▸ JOB
Identify every line in the records below that contains the word "wavelength", and copy each of those lines.

[Entries with figure data]

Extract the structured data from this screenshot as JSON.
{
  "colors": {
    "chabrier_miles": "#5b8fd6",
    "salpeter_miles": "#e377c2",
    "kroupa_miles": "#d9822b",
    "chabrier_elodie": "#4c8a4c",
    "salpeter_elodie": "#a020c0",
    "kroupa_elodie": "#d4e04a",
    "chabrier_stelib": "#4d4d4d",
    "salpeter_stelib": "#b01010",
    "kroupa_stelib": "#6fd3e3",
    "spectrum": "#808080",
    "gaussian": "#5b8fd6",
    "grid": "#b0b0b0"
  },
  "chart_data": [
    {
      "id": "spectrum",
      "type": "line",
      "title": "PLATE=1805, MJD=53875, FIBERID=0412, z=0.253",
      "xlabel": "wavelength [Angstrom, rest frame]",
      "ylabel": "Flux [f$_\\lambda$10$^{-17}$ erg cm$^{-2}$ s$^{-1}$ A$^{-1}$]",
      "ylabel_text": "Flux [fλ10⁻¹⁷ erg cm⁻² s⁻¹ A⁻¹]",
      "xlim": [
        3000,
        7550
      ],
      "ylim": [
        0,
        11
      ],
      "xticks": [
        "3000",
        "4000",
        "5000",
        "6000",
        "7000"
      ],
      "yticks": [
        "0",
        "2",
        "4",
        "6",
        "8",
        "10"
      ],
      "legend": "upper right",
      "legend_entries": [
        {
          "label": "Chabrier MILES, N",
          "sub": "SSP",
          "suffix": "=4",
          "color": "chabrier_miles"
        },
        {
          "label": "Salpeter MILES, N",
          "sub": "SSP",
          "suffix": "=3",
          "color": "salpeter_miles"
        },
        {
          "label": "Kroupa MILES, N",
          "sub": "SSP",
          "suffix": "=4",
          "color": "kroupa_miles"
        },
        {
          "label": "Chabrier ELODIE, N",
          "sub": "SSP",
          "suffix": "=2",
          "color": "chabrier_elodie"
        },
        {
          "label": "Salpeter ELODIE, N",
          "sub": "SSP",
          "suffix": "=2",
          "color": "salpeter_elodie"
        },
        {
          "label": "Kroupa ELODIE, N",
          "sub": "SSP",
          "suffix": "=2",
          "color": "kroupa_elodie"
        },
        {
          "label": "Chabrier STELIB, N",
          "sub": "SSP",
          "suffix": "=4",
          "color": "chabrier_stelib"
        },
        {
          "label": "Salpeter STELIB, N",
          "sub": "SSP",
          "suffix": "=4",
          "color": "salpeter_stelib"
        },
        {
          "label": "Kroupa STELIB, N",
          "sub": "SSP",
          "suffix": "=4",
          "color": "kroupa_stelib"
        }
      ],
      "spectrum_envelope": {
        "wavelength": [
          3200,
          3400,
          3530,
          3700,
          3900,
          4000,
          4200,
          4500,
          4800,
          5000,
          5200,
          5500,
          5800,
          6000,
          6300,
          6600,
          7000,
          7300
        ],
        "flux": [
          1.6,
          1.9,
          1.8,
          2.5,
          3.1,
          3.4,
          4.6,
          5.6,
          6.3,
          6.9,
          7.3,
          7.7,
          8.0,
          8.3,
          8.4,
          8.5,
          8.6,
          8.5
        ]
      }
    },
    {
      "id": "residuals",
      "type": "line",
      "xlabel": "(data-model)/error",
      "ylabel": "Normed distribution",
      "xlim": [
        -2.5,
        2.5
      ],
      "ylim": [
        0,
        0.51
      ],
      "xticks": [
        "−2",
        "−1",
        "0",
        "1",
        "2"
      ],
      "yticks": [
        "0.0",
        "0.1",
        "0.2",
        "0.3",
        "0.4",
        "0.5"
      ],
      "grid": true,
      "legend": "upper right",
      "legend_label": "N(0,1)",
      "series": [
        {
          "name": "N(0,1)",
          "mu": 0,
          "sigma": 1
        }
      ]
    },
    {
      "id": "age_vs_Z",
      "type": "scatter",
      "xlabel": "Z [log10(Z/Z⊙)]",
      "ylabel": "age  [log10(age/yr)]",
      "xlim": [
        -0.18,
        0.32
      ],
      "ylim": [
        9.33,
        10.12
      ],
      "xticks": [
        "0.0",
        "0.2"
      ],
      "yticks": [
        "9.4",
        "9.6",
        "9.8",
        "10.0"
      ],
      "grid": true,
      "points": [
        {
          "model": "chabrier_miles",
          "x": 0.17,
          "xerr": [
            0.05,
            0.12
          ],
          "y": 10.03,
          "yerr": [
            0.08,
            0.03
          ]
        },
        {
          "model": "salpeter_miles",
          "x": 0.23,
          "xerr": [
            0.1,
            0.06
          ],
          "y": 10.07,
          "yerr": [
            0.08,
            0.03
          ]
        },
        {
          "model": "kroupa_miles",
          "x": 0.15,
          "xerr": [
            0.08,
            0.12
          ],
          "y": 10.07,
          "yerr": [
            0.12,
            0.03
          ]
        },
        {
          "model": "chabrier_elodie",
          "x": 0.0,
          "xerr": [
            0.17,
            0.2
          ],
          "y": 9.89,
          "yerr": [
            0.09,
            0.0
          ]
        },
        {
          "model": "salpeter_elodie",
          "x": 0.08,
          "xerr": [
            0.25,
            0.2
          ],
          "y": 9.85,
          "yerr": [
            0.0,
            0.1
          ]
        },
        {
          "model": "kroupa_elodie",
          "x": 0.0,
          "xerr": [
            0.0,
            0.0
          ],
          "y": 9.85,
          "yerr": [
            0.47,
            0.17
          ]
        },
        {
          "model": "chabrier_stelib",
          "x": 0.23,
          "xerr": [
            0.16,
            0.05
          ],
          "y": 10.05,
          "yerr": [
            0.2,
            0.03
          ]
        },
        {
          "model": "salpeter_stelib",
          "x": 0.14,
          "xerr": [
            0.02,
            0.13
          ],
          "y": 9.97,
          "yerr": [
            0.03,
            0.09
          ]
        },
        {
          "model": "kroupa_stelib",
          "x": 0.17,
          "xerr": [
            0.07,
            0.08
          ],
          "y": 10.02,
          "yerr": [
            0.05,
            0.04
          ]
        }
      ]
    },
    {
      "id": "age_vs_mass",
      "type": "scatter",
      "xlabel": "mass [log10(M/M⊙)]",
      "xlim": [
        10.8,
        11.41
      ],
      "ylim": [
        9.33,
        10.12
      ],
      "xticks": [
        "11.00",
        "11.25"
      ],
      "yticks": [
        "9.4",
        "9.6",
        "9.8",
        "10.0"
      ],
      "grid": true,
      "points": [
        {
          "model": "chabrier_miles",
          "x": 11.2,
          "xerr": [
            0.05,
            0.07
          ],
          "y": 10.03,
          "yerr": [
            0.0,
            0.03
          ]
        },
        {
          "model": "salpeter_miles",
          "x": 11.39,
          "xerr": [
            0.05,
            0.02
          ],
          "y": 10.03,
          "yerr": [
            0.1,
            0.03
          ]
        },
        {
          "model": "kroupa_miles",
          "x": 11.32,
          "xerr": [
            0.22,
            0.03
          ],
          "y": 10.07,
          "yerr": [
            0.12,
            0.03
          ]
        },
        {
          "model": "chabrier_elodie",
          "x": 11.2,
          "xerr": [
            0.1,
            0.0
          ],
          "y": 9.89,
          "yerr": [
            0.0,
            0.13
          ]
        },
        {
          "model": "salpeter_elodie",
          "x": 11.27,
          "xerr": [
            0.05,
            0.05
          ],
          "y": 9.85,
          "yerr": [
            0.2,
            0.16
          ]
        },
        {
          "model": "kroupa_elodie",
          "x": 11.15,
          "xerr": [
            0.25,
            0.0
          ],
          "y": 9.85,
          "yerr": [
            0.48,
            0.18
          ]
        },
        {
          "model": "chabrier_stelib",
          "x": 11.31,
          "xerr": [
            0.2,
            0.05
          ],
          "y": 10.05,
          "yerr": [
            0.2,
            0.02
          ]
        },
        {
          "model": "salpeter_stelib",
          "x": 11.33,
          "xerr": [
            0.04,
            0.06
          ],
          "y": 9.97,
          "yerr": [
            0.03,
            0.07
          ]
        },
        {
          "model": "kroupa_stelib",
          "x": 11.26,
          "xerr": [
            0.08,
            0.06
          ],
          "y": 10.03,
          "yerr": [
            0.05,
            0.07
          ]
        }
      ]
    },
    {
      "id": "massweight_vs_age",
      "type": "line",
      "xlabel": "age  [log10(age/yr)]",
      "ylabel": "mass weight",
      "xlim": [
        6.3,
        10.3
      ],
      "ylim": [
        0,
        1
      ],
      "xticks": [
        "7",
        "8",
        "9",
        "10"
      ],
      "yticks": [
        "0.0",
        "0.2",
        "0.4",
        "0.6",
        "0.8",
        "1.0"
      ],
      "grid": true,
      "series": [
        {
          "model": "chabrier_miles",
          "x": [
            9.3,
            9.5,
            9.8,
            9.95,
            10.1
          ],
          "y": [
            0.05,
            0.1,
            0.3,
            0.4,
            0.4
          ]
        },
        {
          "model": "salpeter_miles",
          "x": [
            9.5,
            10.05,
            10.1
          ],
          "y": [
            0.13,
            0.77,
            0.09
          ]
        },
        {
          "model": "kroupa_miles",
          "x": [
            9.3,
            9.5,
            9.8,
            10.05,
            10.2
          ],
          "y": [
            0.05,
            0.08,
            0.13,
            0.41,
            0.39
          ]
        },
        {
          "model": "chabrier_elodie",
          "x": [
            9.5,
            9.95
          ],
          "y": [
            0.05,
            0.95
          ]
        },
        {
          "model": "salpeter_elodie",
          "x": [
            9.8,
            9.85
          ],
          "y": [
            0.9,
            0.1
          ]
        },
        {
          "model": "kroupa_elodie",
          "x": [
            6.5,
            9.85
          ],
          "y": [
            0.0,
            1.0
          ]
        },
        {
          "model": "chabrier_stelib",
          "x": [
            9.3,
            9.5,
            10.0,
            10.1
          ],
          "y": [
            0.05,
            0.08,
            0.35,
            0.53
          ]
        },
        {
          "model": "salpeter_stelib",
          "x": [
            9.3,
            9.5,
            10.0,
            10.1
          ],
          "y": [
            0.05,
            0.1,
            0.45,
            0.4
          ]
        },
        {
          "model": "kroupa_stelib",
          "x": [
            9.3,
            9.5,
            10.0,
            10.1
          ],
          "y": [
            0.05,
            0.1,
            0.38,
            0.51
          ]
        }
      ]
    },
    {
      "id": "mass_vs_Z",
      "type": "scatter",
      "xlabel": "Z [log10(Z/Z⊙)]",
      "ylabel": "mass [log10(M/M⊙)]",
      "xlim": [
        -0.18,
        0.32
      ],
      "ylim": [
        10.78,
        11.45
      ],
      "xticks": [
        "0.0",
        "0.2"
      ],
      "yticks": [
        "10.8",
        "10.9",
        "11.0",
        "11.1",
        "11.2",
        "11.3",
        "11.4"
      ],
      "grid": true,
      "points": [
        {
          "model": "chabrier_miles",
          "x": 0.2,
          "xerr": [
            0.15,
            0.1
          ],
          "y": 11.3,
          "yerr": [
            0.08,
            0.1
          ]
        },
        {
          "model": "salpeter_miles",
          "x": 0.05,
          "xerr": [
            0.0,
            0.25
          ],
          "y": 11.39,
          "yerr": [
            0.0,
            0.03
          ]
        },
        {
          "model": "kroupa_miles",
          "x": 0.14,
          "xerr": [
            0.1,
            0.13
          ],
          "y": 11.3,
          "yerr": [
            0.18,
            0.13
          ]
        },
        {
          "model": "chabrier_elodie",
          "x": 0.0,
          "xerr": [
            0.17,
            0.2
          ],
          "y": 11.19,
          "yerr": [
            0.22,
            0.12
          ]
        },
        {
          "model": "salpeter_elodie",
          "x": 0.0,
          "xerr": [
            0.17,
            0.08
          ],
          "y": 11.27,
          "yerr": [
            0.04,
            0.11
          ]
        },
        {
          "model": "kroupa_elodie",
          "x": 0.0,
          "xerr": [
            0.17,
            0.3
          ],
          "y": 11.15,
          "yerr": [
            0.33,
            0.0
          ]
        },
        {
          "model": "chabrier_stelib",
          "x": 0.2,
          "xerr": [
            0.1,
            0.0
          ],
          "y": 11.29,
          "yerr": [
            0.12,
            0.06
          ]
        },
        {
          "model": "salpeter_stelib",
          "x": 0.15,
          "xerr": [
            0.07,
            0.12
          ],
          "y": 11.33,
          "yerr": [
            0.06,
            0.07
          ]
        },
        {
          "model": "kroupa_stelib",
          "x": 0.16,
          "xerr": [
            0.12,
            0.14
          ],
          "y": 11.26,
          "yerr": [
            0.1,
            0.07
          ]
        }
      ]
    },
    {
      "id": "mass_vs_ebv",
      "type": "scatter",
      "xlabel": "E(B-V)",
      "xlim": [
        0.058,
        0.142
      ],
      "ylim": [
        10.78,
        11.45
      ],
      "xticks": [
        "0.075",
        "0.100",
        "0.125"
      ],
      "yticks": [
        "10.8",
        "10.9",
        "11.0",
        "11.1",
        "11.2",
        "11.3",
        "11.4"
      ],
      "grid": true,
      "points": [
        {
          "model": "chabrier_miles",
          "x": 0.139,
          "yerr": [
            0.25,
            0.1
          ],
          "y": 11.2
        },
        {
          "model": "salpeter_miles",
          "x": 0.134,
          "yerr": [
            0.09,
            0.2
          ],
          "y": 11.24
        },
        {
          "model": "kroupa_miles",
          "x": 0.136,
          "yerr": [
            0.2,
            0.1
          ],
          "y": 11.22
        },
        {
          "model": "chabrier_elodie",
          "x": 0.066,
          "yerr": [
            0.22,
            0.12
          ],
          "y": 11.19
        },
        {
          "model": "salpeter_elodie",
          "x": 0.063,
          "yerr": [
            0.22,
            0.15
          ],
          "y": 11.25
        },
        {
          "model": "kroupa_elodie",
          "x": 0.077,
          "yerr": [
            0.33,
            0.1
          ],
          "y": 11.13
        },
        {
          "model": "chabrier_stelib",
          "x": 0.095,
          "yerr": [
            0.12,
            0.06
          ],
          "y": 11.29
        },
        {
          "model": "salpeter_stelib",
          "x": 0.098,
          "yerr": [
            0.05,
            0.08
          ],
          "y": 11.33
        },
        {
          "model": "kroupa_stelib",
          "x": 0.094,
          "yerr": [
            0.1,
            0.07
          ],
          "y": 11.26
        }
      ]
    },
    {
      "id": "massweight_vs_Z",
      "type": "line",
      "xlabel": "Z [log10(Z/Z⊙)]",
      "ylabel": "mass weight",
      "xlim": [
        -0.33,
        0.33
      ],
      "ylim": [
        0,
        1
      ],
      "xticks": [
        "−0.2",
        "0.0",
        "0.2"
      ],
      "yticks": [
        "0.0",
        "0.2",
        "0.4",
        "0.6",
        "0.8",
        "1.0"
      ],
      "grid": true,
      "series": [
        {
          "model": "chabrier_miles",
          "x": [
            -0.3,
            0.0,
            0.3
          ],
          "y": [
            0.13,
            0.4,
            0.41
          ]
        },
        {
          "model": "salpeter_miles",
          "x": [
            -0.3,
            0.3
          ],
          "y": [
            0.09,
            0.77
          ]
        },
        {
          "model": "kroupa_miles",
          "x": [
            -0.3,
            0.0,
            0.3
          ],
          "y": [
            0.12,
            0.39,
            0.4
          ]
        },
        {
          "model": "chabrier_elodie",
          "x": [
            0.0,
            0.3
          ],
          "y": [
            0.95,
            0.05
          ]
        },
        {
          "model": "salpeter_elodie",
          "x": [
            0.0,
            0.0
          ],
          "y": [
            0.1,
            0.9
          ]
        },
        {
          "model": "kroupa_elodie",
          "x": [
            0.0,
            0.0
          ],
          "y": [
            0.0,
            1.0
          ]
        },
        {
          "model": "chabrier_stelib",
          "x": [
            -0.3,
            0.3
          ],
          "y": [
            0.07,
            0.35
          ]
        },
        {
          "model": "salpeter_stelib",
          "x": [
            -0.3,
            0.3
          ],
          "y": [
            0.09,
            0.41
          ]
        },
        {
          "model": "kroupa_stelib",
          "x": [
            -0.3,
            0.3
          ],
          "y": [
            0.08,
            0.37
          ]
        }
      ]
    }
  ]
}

▸ SOLUTION TO THE EXERCISE
      "xlabel": "wavelength [Angstrom, rest frame]",
        "wavelength": [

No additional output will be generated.